● Stated problem
Examine the entries and show every line in which the word "ヲタクの血を輸血するのは汚らわしい" is found.

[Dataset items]

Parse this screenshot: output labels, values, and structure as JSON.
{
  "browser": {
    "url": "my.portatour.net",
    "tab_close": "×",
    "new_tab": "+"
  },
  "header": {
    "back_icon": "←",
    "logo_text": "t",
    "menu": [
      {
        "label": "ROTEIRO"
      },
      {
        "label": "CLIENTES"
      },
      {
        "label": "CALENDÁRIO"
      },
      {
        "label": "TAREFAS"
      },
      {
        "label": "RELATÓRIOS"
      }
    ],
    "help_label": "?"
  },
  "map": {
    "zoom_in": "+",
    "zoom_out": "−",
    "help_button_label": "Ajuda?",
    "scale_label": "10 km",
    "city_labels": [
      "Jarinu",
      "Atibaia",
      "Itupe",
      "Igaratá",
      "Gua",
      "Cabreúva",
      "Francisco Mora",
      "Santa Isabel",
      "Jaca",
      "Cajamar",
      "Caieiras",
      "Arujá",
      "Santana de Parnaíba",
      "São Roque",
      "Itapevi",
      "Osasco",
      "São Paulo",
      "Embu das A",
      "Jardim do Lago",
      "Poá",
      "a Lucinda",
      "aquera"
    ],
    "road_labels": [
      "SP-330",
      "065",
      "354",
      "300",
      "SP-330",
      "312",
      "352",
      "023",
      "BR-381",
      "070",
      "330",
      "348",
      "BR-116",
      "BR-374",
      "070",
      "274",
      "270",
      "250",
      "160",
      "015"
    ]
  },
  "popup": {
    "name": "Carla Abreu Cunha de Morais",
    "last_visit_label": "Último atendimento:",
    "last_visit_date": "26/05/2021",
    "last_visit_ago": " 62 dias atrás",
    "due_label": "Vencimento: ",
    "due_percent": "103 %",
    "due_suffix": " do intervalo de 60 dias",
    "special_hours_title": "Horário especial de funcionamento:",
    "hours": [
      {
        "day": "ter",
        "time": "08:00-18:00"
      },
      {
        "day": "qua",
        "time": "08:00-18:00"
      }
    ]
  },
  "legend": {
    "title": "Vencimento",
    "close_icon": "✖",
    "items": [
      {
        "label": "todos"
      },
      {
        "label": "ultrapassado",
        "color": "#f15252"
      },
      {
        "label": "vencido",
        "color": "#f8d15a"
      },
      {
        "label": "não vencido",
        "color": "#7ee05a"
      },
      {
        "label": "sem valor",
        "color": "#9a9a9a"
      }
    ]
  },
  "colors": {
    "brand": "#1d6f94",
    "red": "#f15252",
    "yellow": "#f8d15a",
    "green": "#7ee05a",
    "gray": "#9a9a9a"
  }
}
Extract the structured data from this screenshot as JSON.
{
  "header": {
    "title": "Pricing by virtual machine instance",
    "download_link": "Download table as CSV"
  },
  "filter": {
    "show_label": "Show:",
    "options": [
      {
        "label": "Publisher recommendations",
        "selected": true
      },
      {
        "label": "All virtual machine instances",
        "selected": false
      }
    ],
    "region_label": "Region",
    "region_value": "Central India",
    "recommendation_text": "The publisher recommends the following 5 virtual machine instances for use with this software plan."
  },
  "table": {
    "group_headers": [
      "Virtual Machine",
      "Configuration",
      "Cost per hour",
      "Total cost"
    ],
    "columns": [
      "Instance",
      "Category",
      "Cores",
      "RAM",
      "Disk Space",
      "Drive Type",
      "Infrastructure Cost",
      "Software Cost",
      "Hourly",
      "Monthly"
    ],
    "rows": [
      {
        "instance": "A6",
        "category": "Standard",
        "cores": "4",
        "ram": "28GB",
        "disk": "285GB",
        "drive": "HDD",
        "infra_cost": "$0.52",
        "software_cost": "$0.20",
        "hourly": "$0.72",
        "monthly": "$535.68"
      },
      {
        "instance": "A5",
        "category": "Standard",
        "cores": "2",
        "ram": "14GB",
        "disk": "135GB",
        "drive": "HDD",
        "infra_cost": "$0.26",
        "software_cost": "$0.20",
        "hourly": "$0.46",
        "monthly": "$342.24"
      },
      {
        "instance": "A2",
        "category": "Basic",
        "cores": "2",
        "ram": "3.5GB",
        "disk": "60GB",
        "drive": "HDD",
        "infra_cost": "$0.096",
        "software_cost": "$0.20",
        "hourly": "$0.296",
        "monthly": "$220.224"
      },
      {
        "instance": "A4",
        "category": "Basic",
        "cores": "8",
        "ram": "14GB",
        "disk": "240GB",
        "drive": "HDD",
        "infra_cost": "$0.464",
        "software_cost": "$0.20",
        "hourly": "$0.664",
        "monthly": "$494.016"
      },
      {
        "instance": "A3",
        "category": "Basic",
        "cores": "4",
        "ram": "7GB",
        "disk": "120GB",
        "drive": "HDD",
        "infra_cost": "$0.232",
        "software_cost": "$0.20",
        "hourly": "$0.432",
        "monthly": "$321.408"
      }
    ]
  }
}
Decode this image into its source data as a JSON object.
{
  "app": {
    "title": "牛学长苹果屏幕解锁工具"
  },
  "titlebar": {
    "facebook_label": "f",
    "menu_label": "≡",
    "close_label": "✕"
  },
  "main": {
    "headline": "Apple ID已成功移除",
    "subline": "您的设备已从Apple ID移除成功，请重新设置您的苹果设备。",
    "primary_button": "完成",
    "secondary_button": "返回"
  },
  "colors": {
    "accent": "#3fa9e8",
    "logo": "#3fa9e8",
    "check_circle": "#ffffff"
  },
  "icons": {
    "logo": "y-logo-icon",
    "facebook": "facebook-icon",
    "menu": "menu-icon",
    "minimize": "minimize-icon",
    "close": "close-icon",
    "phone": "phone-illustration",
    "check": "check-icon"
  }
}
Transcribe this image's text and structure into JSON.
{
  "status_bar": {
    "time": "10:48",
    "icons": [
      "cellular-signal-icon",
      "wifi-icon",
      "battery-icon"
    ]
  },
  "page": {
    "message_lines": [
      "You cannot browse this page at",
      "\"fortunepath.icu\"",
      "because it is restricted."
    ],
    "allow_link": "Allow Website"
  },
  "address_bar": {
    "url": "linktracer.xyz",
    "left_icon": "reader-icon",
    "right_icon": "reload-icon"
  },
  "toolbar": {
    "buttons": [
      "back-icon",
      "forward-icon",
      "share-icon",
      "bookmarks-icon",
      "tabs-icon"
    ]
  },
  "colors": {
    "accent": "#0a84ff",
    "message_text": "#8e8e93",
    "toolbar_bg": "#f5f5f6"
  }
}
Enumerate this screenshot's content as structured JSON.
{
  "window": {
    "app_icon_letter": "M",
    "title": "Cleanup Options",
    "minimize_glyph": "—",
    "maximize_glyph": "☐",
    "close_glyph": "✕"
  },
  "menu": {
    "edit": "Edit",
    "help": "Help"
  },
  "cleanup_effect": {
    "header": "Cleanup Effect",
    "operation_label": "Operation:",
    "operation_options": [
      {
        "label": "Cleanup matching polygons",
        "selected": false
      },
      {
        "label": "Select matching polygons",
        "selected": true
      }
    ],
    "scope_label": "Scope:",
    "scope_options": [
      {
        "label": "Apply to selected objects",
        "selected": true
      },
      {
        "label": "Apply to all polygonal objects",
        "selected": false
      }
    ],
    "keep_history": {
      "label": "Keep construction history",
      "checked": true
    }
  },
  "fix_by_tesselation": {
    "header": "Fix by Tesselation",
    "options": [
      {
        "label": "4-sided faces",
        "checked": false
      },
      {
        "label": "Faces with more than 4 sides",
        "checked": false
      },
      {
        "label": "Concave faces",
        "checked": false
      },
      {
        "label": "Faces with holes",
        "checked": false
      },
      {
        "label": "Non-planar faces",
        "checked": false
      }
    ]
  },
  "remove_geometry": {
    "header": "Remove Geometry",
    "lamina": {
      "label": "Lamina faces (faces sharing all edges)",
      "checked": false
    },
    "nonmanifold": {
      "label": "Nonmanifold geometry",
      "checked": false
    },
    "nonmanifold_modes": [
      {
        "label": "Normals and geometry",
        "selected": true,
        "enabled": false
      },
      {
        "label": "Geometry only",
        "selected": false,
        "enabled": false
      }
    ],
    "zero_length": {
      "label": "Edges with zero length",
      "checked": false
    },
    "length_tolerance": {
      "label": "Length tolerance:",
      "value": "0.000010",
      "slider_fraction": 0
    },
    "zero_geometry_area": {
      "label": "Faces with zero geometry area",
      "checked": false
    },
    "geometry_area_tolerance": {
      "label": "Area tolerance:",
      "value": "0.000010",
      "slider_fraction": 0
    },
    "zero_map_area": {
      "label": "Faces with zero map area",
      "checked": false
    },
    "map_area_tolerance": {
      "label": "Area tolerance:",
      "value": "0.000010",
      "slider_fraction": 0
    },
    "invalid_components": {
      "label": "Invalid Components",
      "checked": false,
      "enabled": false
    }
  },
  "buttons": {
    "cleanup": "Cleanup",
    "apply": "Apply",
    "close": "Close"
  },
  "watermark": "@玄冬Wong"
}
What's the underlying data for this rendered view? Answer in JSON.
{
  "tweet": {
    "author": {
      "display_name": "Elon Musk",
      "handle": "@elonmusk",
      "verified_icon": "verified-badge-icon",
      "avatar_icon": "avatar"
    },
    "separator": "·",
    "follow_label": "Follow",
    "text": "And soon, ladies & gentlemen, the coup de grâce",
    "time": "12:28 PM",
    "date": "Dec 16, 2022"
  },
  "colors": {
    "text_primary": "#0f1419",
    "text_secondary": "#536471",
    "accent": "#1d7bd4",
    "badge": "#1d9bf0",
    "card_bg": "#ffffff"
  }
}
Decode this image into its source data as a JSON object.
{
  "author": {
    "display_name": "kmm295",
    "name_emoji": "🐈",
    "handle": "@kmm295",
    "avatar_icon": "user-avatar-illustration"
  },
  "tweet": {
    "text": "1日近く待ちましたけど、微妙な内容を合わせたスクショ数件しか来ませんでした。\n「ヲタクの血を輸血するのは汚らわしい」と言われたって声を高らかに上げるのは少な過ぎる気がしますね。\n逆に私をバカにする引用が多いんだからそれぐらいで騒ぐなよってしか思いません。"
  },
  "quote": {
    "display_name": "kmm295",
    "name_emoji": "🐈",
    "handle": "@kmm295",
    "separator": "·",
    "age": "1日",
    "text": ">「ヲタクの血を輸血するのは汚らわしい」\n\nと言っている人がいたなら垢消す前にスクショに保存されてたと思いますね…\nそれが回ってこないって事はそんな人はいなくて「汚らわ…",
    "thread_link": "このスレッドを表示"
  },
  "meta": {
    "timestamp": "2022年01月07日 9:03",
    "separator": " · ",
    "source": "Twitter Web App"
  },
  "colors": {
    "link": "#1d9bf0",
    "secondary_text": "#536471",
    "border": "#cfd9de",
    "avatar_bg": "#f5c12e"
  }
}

● The reply
    "text": "1日近く待ちましたけど、微妙な内容を合わせたスクショ数件しか来ませんでした。\n「ヲタクの血を輸血するのは汚らわしい」と言われたって声を高らかに上げるのは少な過ぎる気がしますね。\n逆に私をバカにする引用が多いんだからそれぐらいで騒ぐなよってしか思いません。"
    "text": ">「ヲタクの血を輸血するのは汚らわしい」\n\nと言っている人がいたなら垢消す前にスクショに保存されてたと思いますね…\nそれが回ってこないって事はそんな人はいなくて「汚らわ…",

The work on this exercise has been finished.